Annotated region listings:
+++++
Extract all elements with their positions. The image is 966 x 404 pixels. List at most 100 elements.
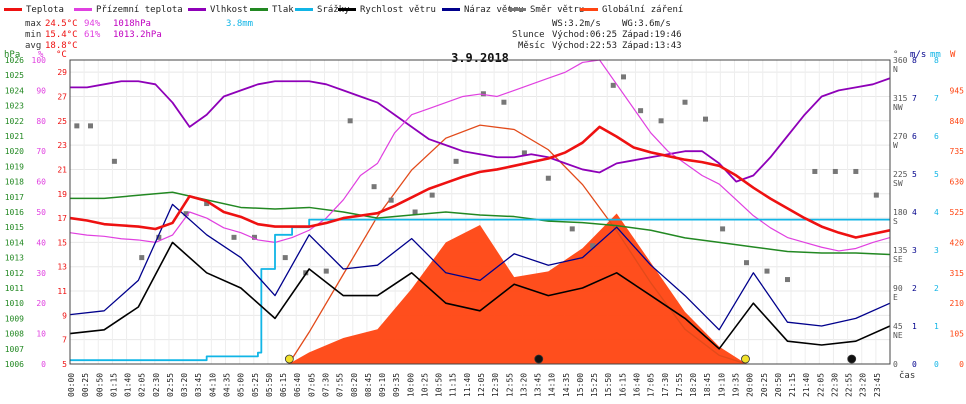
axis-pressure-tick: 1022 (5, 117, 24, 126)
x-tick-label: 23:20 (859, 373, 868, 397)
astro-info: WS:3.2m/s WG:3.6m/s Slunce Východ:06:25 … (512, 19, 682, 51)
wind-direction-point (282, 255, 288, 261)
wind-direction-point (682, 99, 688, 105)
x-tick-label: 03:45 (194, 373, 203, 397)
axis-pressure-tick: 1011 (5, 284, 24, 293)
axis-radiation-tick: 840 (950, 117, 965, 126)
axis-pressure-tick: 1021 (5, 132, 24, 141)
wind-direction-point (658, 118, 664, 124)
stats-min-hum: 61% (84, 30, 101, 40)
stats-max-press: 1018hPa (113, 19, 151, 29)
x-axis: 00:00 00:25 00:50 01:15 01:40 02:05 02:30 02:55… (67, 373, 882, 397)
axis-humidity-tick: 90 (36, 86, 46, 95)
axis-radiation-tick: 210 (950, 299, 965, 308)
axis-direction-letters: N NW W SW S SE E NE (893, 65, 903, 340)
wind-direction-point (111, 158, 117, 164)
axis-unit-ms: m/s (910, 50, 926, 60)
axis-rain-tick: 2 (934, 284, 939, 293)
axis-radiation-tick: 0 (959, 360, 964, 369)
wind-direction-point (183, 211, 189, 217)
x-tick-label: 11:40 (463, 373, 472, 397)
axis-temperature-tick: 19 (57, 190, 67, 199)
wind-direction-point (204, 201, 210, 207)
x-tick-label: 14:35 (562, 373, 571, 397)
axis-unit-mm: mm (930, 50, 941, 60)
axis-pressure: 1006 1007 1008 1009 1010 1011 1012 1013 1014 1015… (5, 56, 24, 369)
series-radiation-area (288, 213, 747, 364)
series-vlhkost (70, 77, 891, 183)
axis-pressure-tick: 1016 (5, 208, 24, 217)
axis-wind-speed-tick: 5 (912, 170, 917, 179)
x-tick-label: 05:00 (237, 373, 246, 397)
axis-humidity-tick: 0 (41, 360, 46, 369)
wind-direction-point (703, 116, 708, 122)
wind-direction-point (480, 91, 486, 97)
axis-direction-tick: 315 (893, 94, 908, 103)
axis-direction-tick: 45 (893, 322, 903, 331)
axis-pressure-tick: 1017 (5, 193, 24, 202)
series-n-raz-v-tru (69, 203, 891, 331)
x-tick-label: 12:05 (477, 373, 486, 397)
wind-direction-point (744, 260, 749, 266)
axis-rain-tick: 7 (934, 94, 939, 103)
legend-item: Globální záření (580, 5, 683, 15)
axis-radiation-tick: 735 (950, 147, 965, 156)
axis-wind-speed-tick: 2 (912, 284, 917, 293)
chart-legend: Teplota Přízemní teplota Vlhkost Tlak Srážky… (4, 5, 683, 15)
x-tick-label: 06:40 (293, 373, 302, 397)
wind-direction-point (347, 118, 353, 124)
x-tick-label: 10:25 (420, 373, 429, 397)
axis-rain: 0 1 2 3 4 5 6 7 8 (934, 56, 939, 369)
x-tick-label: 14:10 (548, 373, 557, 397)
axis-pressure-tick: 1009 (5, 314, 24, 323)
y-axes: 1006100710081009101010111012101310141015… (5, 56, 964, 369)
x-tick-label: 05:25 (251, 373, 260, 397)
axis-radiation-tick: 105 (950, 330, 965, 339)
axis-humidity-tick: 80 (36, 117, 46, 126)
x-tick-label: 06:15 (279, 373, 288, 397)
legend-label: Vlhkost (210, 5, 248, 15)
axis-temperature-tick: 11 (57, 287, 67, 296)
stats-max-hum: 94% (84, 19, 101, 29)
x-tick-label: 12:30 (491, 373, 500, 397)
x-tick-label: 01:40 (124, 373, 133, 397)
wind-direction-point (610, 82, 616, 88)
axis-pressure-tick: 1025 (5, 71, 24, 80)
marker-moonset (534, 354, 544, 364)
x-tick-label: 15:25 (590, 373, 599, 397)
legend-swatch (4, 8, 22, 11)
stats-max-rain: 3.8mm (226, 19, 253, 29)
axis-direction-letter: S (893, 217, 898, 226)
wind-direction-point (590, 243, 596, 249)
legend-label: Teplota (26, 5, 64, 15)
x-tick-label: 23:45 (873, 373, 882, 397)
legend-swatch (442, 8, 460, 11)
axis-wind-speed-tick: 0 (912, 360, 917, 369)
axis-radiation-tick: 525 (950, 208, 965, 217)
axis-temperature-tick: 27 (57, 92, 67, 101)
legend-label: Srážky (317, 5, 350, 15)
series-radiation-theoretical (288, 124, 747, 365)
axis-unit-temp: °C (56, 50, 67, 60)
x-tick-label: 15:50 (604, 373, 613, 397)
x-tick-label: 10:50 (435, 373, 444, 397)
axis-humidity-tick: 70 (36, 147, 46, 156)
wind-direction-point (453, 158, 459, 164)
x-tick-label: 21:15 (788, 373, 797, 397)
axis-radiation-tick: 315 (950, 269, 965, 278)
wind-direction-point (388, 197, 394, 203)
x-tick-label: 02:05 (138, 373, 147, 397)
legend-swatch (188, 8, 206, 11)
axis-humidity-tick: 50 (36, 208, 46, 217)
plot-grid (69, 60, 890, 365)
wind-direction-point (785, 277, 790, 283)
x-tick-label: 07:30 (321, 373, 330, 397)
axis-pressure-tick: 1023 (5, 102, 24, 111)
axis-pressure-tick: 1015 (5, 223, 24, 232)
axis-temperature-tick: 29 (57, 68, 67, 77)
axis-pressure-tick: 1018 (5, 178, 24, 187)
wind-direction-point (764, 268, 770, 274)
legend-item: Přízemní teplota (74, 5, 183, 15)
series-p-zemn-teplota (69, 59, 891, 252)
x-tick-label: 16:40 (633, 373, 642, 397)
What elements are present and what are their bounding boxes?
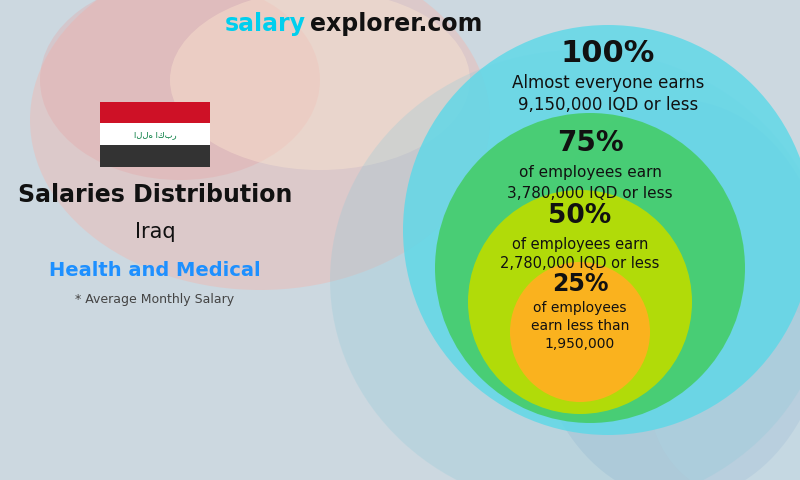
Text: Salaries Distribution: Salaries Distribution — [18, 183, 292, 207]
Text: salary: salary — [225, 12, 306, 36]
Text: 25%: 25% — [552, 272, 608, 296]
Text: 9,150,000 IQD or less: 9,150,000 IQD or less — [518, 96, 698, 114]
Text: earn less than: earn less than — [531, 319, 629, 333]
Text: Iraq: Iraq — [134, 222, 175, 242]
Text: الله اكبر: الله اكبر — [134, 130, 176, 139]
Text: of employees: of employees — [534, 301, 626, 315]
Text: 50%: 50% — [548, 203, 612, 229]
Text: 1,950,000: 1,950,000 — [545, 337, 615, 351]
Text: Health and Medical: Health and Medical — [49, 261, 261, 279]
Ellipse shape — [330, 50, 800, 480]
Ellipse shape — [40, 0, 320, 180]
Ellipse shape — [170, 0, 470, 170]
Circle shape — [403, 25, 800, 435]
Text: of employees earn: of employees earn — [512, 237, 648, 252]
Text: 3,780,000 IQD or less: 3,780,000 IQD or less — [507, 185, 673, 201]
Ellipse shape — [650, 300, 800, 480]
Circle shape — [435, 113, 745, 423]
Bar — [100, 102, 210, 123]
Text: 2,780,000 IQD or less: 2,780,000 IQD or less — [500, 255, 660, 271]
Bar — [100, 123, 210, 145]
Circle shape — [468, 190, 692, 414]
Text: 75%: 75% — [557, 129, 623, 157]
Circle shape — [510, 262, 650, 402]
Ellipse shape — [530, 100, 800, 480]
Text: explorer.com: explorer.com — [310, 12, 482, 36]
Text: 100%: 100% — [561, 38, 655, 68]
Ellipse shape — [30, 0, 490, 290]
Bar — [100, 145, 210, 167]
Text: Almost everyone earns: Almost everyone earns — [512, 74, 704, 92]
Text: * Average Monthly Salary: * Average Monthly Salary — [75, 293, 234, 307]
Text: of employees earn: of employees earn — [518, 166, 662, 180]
+++++
▸ Task brief:
Starting at the line that has "Text: Salaries Distribution: Salaries" and ending after the line that has "Text: Almost everyone", rewrite the lines with "Ellipse" changed to "Oval" and everything else left as it is.

▸ Solved problem:
Text: Salaries Distribution: Salaries Distribution — [18, 183, 292, 207]
Text: salary: salary — [225, 12, 306, 36]
Text: 25%: 25% — [552, 272, 608, 296]
Text: 9,150,000 IQD or less: 9,150,000 IQD or less — [518, 96, 698, 114]
Text: earn less than: earn less than — [531, 319, 629, 333]
Text: Iraq: Iraq — [134, 222, 175, 242]
Text: الله اكبر: الله اكبر — [134, 130, 176, 139]
Text: of employees: of employees — [534, 301, 626, 315]
Text: 50%: 50% — [548, 203, 612, 229]
Text: 1,950,000: 1,950,000 — [545, 337, 615, 351]
Text: Health and Medical: Health and Medical — [49, 261, 261, 279]
Oval shape — [330, 50, 800, 480]
Oval shape — [40, 0, 320, 180]
Oval shape — [170, 0, 470, 170]
Circle shape — [403, 25, 800, 435]
Text: of employees earn: of employees earn — [512, 237, 648, 252]
Text: 3,780,000 IQD or less: 3,780,000 IQD or less — [507, 185, 673, 201]
Oval shape — [650, 300, 800, 480]
Circle shape — [435, 113, 745, 423]
Bar — [100, 102, 210, 123]
Text: 2,780,000 IQD or less: 2,780,000 IQD or less — [500, 255, 660, 271]
Bar — [100, 123, 210, 145]
Circle shape — [468, 190, 692, 414]
Text: 75%: 75% — [557, 129, 623, 157]
Circle shape — [510, 262, 650, 402]
Oval shape — [530, 100, 800, 480]
Text: explorer.com: explorer.com — [310, 12, 482, 36]
Text: 100%: 100% — [561, 38, 655, 68]
Oval shape — [30, 0, 490, 290]
Bar — [100, 145, 210, 167]
Text: Almost everyone earns: Almost everyone earns — [512, 74, 704, 92]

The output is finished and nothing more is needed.